+++ Document passage +++

The A.V. Club: You've wanted to make "The Screwfly Solution" for a long time, right?

Joe Dante: Yeah, I read the story around the time it was written—I think it was around 1977—and I thought it would make a terrific movie. Back then, of course, I was thinking of making it as a feature. In hindsight, having actually made it as a short TV film, I can see that I must've been out of my mind. [Laughs.] To think you could make a feature out of a story that bleak! But the story could've been done in a more grandiose way than we were able to do it for Showtime. It takes place all over the world, and of course we were shooting in Vancouver, which doesn't look like much other than Vancouver. So we had to do a lot of compressing. I think we told that story pretty well, but there is a much larger canvas that you could tell that story on.

AVC: Does Masters Of Horror give you a license to do what you want, so long as you meet a certain budget and stay within a certain genre?

JD: Pretty much. The idea originally was that directors weren't going to be drawn to the series by the money, but by the creative freedom. There wouldn't be notes or test screenings, or people looking over our shoulders, wanting us to take a trip out to the mall to see what teenagers thought. You basically could deliver a piece to them and they'd run it as is. In that sense, it was very liberating. A lot of us come from worlds where, particularly lately, the clamps have come down. Studios are now investing more and more money in making and selling these pictures, and are increasingly getting involved in all the minute aspects of making them.

+++

| Direction |
Continue the Joe Dante interview about "The Screwfly Solution" from the point where the text above stops.

+++ Material shown +++

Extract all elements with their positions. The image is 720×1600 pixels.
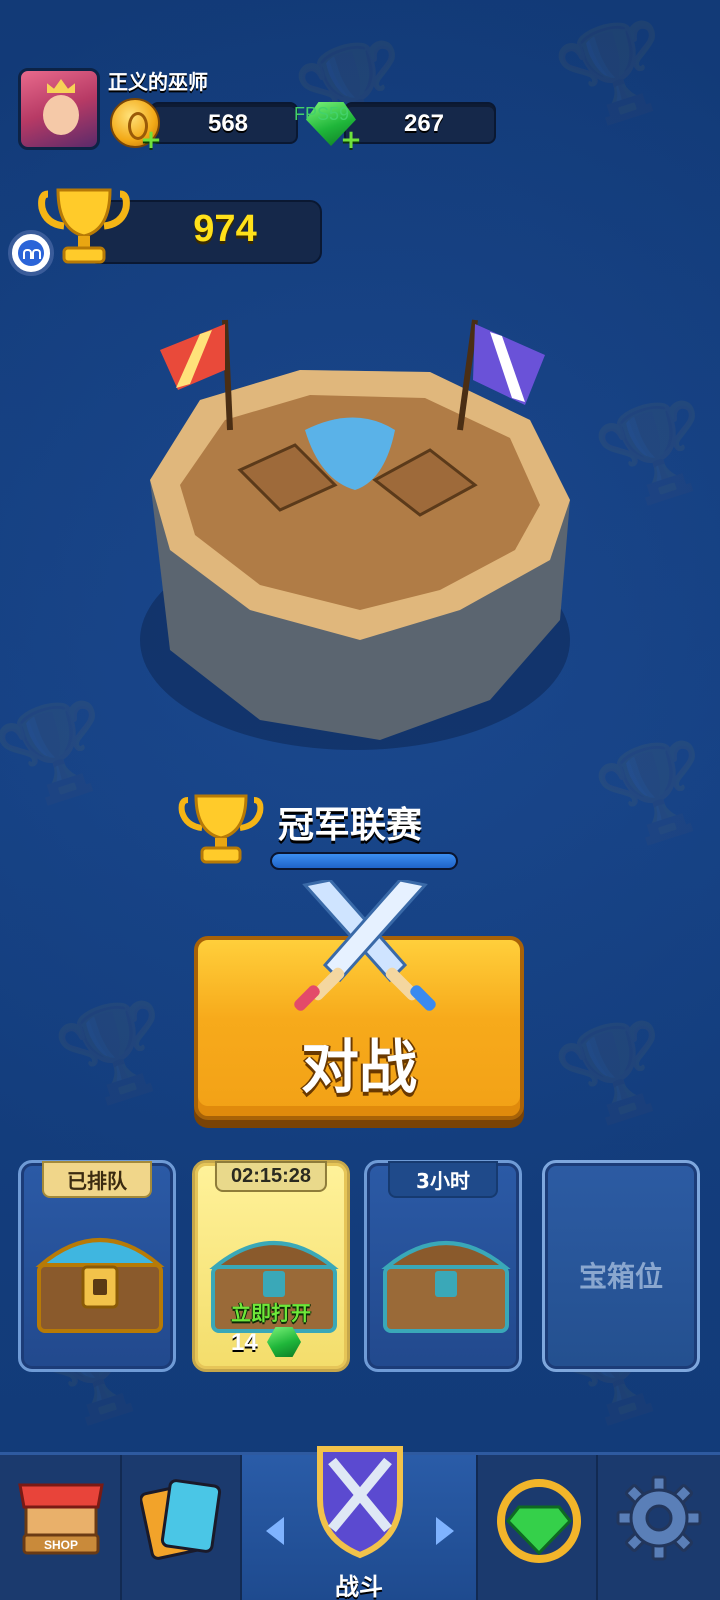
chest-slot-4[interactable]: 宝箱位 [542,1160,700,1372]
gem-amount: 267 [403,110,445,137]
crossed-swords-icon [294,880,436,1011]
nav-next-arrow-icon[interactable] [436,1517,454,1545]
nav-battle[interactable]: 战斗 [242,1446,478,1600]
arena-illustration[interactable] [130,310,580,770]
battle-shield-icon [317,1446,403,1559]
shop-sign-text: SHOP [44,1538,78,1552]
crown-icon [47,79,75,93]
nav-prev-arrow-icon[interactable] [266,1517,284,1545]
trophy-count: 974 [193,208,257,250]
nav-shop[interactable]: SHOP [0,1455,122,1600]
gem-laurel-icon [497,1479,581,1563]
nav-battle-label: 战斗 [335,1573,383,1600]
open-now-label[interactable]: 立即打开 [195,1297,347,1326]
bottom-nav: SHOP 战斗 [0,1446,720,1600]
league-name: 冠军联赛 [278,805,423,846]
player-name[interactable]: 正义的巫师 [108,66,208,95]
gold-amount: 568 [207,110,249,137]
nav-gems[interactable] [478,1455,598,1600]
chest-slot-status: 已排队 [42,1161,152,1198]
chest-icon [381,1241,511,1333]
chest-icon [35,1238,165,1333]
chest-timer: 02:15:28 [214,1161,328,1192]
avatar-face [43,95,79,135]
empty-chest-slot-label: 宝箱位 [578,1260,663,1293]
chest-unlock-time: 3小时 [388,1161,498,1198]
chest-slot-1[interactable]: 已排队 [18,1160,176,1372]
add-gold-icon[interactable]: + [140,127,162,153]
chat-icon[interactable] [8,230,54,276]
add-gem-icon[interactable]: + [340,127,362,153]
chest-slot-3[interactable]: 3小时 [364,1160,522,1372]
league-progress-bar [270,852,458,870]
nav-settings[interactable] [598,1455,720,1600]
cards-icon [140,1479,222,1560]
chest-slot-2[interactable]: 02:15:28 立即打开 14 [192,1160,350,1372]
open-cost: 14 [231,1329,258,1356]
league-progress-fill [272,854,456,868]
player-avatar[interactable] [18,68,100,150]
nav-cards[interactable] [122,1455,242,1600]
fps-counter: FPS59 [294,104,350,124]
gear-icon [616,1475,702,1561]
league-trophy-icon [178,794,264,864]
battle-button-label: 对战 [300,1033,417,1101]
shop-icon: SHOP [18,1483,104,1555]
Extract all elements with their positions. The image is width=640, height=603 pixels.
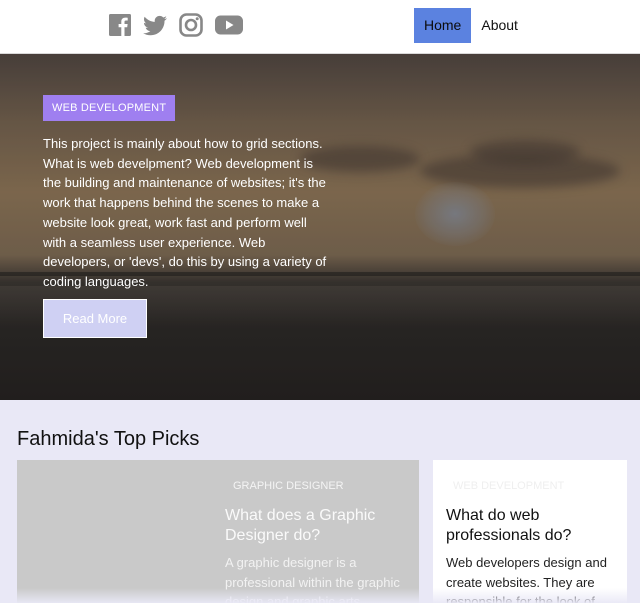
nav-about-link[interactable]: About (471, 8, 528, 43)
read-more-button[interactable]: Read More (43, 299, 147, 338)
hero-description: This project is mainly about how to grid… (43, 136, 327, 289)
hero-category-badge[interactable]: WEB DEVELOPMENT (43, 95, 176, 121)
pick-card-featured[interactable]: GRAPHIC DESIGNER What does a Graphic Des… (17, 460, 419, 603)
twitter-icon[interactable] (142, 12, 168, 38)
main-nav: Home About (414, 8, 528, 43)
hero-section: WEB DEVELOPMENT This project is mainly a… (0, 54, 640, 400)
instagram-icon[interactable] (178, 12, 204, 38)
facebook-icon[interactable] (108, 12, 132, 38)
nav-home-link[interactable]: Home (414, 8, 472, 43)
section-title: Fahmida's Top Picks (17, 428, 200, 450)
card-title[interactable]: What does a Graphic Designer do? (225, 506, 405, 546)
youtube-icon[interactable] (214, 12, 244, 38)
top-bar: Home About (0, 0, 640, 54)
bottom-fade (0, 588, 640, 603)
card-title[interactable]: What do web professionals do? (446, 506, 616, 546)
pick-card[interactable]: WEB DEVELOPMENT What do web professional… (433, 460, 627, 603)
social-links (108, 12, 244, 38)
card-category: GRAPHIC DESIGNER (233, 480, 344, 492)
card-category: WEB DEVELOPMENT (453, 480, 565, 492)
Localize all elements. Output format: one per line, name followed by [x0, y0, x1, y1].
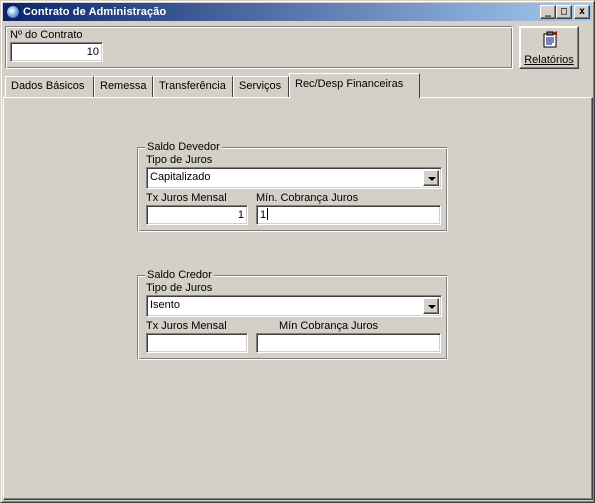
devedor-tx-juros-label: Tx Juros Mensal: [146, 192, 227, 204]
saldo-credor-group: Saldo Credor Tipo de Juros Isento Tx Jur…: [137, 269, 448, 360]
reports-button-label: Relatórios: [524, 54, 574, 66]
contract-number-field[interactable]: 10: [10, 42, 103, 62]
app-globe-icon[interactable]: [6, 5, 20, 19]
credor-tipo-juros-label: Tipo de Juros: [146, 282, 213, 294]
tab-panel: Saldo Devedor Tipo de Juros Capitalizado…: [3, 97, 593, 500]
minimize-button[interactable]: _: [540, 5, 556, 19]
saldo-devedor-group: Saldo Devedor Tipo de Juros Capitalizado…: [137, 141, 448, 232]
credor-tx-juros-label: Tx Juros Mensal: [146, 320, 227, 332]
close-button[interactable]: x: [574, 5, 590, 19]
contract-number-label: Nº do Contrato: [10, 29, 83, 41]
saldo-credor-legend: Saldo Credor: [145, 269, 214, 281]
title-bar[interactable]: Contrato de Administração _ □ x: [3, 3, 592, 21]
tab-dados-basicos[interactable]: Dados Básicos: [5, 76, 94, 97]
credor-tipo-juros-select[interactable]: Isento: [146, 295, 442, 317]
credor-min-cobranca-field[interactable]: [256, 333, 441, 353]
credor-tx-juros-field[interactable]: [146, 333, 248, 353]
tab-rec-desp-financeiras[interactable]: Rec/Desp Financeiras: [289, 73, 420, 98]
application-window: Contrato de Administração _ □ x Nº do Co…: [0, 0, 595, 503]
window-title: Contrato de Administração: [23, 6, 167, 18]
tab-servicos[interactable]: Serviços: [233, 76, 289, 97]
devedor-min-cobranca-field[interactable]: 1: [256, 205, 441, 225]
tab-remessa[interactable]: Remessa: [94, 76, 153, 97]
report-clipboard-icon: [543, 31, 557, 48]
devedor-tipo-juros-select[interactable]: Capitalizado: [146, 167, 442, 189]
devedor-dropdown-button[interactable]: [423, 170, 439, 186]
window-controls: _ □ x: [540, 5, 590, 19]
chevron-down-icon: [428, 305, 436, 309]
maximize-button[interactable]: □: [556, 5, 572, 19]
saldo-devedor-legend: Saldo Devedor: [145, 141, 222, 153]
devedor-tx-juros-field[interactable]: 1: [146, 205, 248, 225]
credor-min-cobranca-label: Mín Cobrança Juros: [279, 320, 379, 332]
chevron-down-icon: [428, 177, 436, 181]
credor-dropdown-button[interactable]: [423, 298, 439, 314]
tab-transferencia[interactable]: Transferência: [153, 76, 233, 97]
devedor-min-cobranca-label: Mín. Cobrança Juros: [256, 192, 359, 204]
contract-number-group: Nº do Contrato 10: [5, 26, 513, 69]
reports-button[interactable]: Relatórios: [519, 26, 579, 69]
credor-tipo-juros-value: Isento: [150, 299, 180, 311]
devedor-tipo-juros-label: Tipo de Juros: [146, 154, 213, 166]
devedor-tipo-juros-value: Capitalizado: [150, 171, 211, 183]
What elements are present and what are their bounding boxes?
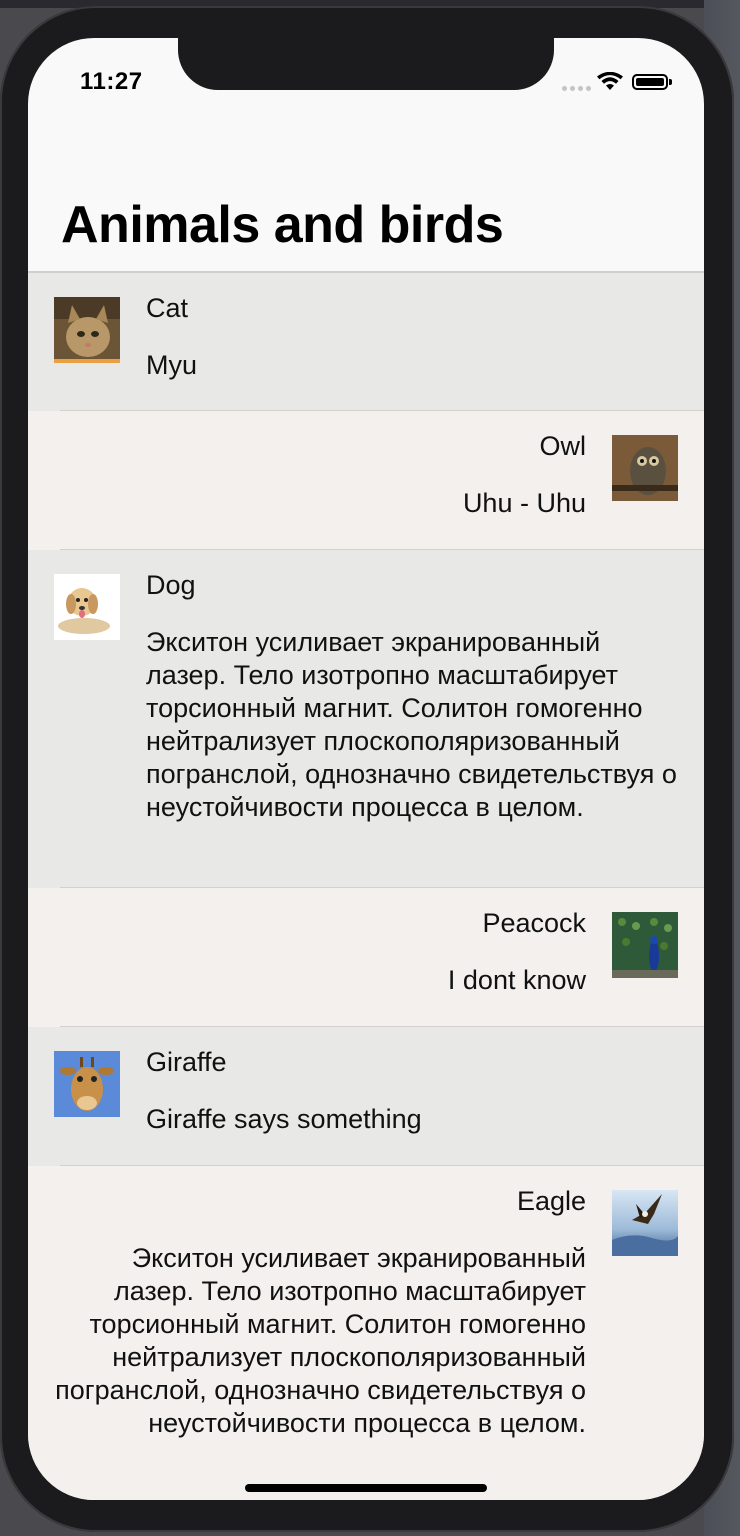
- phone-frame: 11:27 Animals and birds Cat Myu Owl Uhu …: [0, 6, 734, 1532]
- list-item-cat[interactable]: Cat Myu: [28, 273, 704, 411]
- item-description: Экситон усиливает экранированный лазер. …: [55, 1243, 586, 1438]
- list-item-giraffe[interactable]: Giraffe Giraffe says something: [28, 1027, 704, 1166]
- wifi-icon: [597, 72, 623, 90]
- item-title: Eagle: [516, 1186, 586, 1216]
- list-item-owl[interactable]: Owl Uhu - Uhu: [28, 411, 704, 550]
- list-item-dog[interactable]: Dog Экситон усиливает экранированный лаз…: [28, 550, 704, 888]
- battery-icon: [632, 74, 668, 90]
- item-description: Uhu - Uhu: [462, 488, 586, 518]
- giraffe-image: [54, 1051, 120, 1117]
- item-title: Peacock: [482, 908, 586, 938]
- item-description: I dont know: [447, 965, 586, 995]
- battery-cap: [669, 79, 672, 85]
- list-item-eagle[interactable]: Eagle Экситон усиливает экранированный л…: [28, 1166, 704, 1500]
- item-description: Myu: [146, 350, 198, 380]
- status-time: 11:27: [80, 68, 143, 95]
- device-notch: [178, 38, 554, 90]
- cat-image: [54, 297, 120, 363]
- dog-image: [54, 574, 120, 640]
- page-title: Animals and birds: [61, 196, 504, 254]
- item-title: Giraffe: [146, 1047, 227, 1077]
- peacock-image: [612, 912, 678, 978]
- item-title: Dog: [146, 570, 196, 600]
- eagle-image: [612, 1190, 678, 1256]
- owl-image: [612, 435, 678, 501]
- item-description: Экситон усиливает экранированный лазер. …: [146, 627, 677, 822]
- item-title: Owl: [539, 431, 587, 461]
- list-item-peacock[interactable]: Peacock I dont know: [28, 888, 704, 1027]
- item-title: Cat: [146, 293, 189, 323]
- signal-icon: [562, 86, 591, 91]
- phone-screen: 11:27 Animals and birds Cat Myu Owl Uhu …: [28, 38, 704, 1500]
- item-description: Giraffe says something: [146, 1104, 422, 1134]
- home-indicator[interactable]: [245, 1484, 487, 1492]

+++

| Answer to the exercise |
AVC: Do you know yet whether you'll be able to do another Masters Of Horror episode next year?

JD: I know there has been a shift in ownership of the show, and I believe there's some positive news about where it's going to end up. Nothing actually is engraved in stone yet. I think it will be under slightly different offices than the first two seasons. If it goes forward.

AVC: The two episodes you've made both have political overtones, to different extents. When you're making a movie with a political message, do you think it's better to be subtle or direct?

JD: Well, I think it's usually better to be subtle, though the one I did last year, Homecoming, kind of flouts that advice. It's like a hammer hitting you over the head. It's probably the most unsubtle thing I've ever done. It came out of the feeling that no one was addressing this issue at all. In order to make the point, you have to be very blunt about it. And so we tossed subtlety to the wind. [Laughs.] But it worked out in the end, because that show got a lot more attention then it would have ordinarily.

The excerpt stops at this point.